TASKS TO COMPLETE -
A – According to the type 2 diabetes text, how early in the disease can defects in beta-cell function occur?
B – Translate this sentence from the type 2 diabetes text into Spanish: "These inflammatory markers can be reduced by intensive lifestyle interventions."
C – Turn the paragraph of the type 2 diabetes text that begins "The cause of insulin resistance is commonly attributed" into a short bulleted list that keeps its main facts.

-------- TEXT UNDER STUDY --------

KDIGO 2022 Clinical Practice Guideline for Diabetes Management in Chronic Kidney Disease provides evidence-based recommendations and can be accessed at: www.kdigo.org/wp-content/uploads/2022/10/KDIGO-2022-Clinical-Practice-Guideline-for-Diabetes-Management-in-CKD.pdf. 

References available on request

Type 2 diabetes is characterised by hyperglycaemia, insulin resistance, and impairment in insulin secretion. Diagnosis is made based on measures that show evidence of elevated glycaemia due to both issues with insulin secretion (beta-cell dysfunction) and insulin action, or resistance. Resistance to insulin may contribute to further physiological abnormalities in type 2 diabetes such as inflammation, lipoprotein abnormalities, hypertension, and further metabolic issues. Metabolic syndrome refers to type 2 diabetes when accompanied by additional clinical conditions like hypertension, dyslipidaemia, and central obesity; issues that may be caused at least in part due to insulin resistance.

Pathophysiology of type 2 diabetes

The cause of insulin resistance is commonly attributed to environmental factors related to increased food intake and a sedentary lifestyle, which causes overweight and obesity. Genetics and ageing also contribute. Issues with insulin secretion result from genetics and how pancreatic beta-cells are made and programmed in utero. The presence of hyperglycaemia can itself also impair beta-cell function, further exacerbating the problem.

Studies have shown that defects in beta-cell function can occur early in disease pathogenesis, even before the development of obesity and insulin resistance. Substances released by adipocytes [adipokines, eg, leptin, adiponectin, tumour necrosis factor (TNF) alpha, resistin] may, at least in part, cause insulin resistance. Insulin release involves the cleavage of proinsulin to insulin.

In type 2 diabetes, there is an increase in proinsulin secretion, suggesting that this processing is somehow impaired in the beta-cells in type 2 diabetes. Insulin resistance becomes more pronounced with increasing age and weight, revealing any underlying defect in beta-cell function in affected individuals.

The mechanism through which obesity causes insulin resistance, however, is poorly understood. Some studies have investigated the role of inflammation in the development of type 2 diabetes (and also atherosclerosis), the incidence of which is correlated with increased levels of inflammatory markers such as C-reactive protein, interleukin (IL)-6, TNF alpha, chemokines, and adipokines. These inflammatory markers can be reduced by intensive lifestyle interventions.

Interestingly, the anti-inflammatory effects of medications, like statins, may provide a greater therapeutic benefit beyond their intended effect. Use of anti inflammatory medications even in other diseases such as rheumatoid arthritis and psoriasis is linked with a lower incidence of type 2 diabetes.

-------- DATA TO EXAMINE --------

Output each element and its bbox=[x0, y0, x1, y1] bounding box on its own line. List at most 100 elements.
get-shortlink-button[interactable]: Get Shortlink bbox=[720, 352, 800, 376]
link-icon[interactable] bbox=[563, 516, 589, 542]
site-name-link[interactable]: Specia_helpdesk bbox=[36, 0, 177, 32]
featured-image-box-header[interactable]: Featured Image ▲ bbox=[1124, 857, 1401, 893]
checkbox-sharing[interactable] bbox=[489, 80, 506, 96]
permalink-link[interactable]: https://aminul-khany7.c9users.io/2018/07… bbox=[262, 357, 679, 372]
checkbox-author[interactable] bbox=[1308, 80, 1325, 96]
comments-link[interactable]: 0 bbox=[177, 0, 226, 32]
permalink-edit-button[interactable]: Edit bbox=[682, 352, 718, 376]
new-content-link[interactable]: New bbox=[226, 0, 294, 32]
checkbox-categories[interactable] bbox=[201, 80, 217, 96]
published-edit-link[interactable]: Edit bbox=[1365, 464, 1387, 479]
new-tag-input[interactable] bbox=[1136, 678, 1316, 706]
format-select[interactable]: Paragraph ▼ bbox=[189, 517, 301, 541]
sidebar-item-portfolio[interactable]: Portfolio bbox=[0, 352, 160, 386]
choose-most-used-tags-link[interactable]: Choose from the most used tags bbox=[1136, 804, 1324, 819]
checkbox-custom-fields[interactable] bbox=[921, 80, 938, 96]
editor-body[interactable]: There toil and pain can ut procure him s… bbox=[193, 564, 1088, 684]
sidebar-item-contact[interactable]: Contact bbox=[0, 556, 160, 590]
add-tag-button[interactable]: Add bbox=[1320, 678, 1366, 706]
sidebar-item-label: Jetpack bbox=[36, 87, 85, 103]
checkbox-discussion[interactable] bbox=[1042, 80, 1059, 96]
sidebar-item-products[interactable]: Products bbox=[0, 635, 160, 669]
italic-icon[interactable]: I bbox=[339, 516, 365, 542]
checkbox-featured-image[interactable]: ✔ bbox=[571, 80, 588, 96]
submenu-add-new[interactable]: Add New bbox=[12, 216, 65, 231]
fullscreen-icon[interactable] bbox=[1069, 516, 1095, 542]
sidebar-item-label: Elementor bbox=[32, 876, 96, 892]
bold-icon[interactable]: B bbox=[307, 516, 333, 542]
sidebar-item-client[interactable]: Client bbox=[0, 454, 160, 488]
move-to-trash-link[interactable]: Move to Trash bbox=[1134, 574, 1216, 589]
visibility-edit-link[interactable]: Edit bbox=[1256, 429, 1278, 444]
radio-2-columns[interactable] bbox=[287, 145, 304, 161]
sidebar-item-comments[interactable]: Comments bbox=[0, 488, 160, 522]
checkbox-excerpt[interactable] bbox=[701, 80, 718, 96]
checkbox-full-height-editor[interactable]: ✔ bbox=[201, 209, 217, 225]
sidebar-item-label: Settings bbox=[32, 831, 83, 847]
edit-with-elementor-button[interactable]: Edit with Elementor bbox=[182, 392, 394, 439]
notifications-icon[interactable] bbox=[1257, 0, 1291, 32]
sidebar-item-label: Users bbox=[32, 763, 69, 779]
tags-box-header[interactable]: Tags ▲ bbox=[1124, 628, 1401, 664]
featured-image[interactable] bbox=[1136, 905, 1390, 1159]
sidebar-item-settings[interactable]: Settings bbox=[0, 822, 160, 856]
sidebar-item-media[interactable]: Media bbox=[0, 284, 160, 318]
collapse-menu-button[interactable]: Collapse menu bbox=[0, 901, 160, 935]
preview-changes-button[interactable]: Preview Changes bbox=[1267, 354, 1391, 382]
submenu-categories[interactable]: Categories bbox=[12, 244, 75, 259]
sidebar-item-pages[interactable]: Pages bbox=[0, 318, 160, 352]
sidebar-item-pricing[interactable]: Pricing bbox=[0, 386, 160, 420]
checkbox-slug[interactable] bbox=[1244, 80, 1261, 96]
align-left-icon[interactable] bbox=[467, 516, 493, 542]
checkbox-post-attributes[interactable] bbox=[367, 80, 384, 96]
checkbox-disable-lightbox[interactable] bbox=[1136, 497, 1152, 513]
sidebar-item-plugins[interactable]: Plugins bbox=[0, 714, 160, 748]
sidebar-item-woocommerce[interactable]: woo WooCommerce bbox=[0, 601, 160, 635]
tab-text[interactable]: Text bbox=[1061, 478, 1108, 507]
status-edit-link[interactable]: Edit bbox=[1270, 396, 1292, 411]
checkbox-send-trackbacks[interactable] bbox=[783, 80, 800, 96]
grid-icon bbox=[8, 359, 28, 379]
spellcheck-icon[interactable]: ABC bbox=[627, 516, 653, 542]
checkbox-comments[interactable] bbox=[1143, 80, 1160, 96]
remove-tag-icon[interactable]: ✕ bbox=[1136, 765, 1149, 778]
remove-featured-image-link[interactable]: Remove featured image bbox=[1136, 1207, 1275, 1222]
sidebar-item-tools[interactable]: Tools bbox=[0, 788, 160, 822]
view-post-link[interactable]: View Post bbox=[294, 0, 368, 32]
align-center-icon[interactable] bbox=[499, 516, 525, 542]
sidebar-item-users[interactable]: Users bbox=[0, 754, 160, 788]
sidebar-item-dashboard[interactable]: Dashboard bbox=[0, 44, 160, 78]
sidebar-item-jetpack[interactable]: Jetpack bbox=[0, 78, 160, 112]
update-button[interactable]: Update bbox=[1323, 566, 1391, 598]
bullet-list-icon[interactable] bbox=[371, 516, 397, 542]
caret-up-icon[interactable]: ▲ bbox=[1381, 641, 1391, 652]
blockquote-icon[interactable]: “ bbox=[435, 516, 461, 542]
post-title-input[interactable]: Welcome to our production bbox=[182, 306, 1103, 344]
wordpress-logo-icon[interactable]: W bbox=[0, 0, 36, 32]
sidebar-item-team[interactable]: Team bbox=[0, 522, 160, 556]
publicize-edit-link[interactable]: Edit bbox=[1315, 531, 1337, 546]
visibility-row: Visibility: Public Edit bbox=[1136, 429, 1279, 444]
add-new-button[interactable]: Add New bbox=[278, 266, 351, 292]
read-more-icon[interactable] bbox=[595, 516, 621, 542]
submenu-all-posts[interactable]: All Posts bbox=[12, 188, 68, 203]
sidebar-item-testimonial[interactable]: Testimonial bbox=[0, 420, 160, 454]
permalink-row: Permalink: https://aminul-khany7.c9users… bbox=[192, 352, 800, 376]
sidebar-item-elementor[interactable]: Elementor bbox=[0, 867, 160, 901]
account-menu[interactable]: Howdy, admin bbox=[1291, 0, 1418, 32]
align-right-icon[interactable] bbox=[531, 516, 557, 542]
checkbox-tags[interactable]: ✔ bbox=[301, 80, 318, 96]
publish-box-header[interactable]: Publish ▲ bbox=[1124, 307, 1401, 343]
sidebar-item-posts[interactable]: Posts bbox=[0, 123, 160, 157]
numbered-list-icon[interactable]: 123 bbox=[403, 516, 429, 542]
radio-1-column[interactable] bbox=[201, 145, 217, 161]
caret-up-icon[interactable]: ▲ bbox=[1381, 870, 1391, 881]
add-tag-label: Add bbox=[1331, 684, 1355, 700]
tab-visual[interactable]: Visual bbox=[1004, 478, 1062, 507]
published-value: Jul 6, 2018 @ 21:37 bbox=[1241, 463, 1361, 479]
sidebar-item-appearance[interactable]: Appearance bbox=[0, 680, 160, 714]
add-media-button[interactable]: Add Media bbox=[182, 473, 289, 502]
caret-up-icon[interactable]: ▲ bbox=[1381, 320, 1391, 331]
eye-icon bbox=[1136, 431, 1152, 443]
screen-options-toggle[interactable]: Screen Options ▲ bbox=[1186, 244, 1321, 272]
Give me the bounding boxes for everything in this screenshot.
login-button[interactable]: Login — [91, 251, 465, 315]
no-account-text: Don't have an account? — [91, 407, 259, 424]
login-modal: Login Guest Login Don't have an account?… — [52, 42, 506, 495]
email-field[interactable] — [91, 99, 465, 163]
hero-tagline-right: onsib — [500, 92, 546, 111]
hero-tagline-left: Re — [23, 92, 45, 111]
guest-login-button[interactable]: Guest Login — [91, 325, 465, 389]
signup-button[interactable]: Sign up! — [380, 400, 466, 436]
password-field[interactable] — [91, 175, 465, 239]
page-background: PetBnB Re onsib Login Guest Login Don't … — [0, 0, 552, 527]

--------

EXERCISE SOLUTIONS -
A – They can occur early in disease pathogenesis, even before obesity and insulin resistance develop.

B – Estos marcadores inflamatorios pueden reducirse mediante intervenciones intensivas en el estilo de vida.

C –
- Insulin resistance is commonly attributed to increased food intake and a sedentary lifestyle, which lead to overweight and obesity.
- Genetics and ageing also contribute to insulin resistance.
- Problems with insulin secretion stem from genetics and from how pancreatic beta-cells are made and programmed in utero.
- Hyperglycaemia can itself impair beta-cell function, making the problem worse.